* [WHAT YOU ARE ASKED TO DO]:
Collect all lines below with the string "sensors".
-- Start RECORD EXTRACTS --
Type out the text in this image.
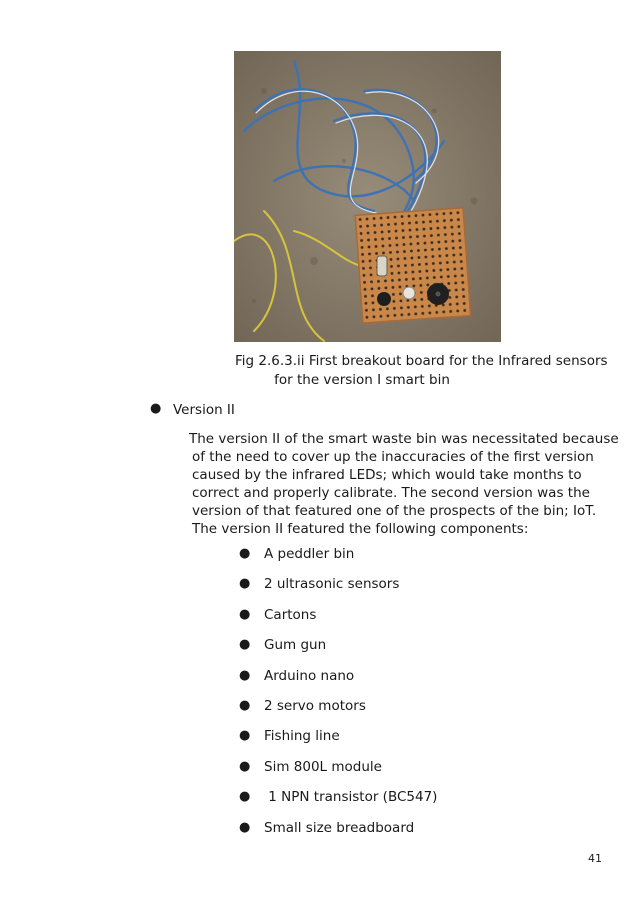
Fig 2.6.3.ii First breakout board for the Infrared sensors
for the version I smart bin
● Version II

The version II of the smart waste bin was necessitated because
of the need to cover up the inaccuracies of the first version
caused by the infrared LEDs; which would take months to
correct and properly calibrate. The second version was the
version of that featured one of the prospects of the bin; IoT.
The version II featured the following components:

● A peddler bin
● 2 ultrasonic sensors
● Cartons
● Gum gun
● Arduino nano
● 2 servo motors
● Fishing line
● Sim 800L module
● 1 NPN transistor (BC547)
● Small size breadboard
41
-- End RECORD EXTRACTS --
* [SOLUTION FOR THIS TASK]:
Fig 2.6.3.ii First breakout board for the Infrared sensors
● 2 ultrasonic sensors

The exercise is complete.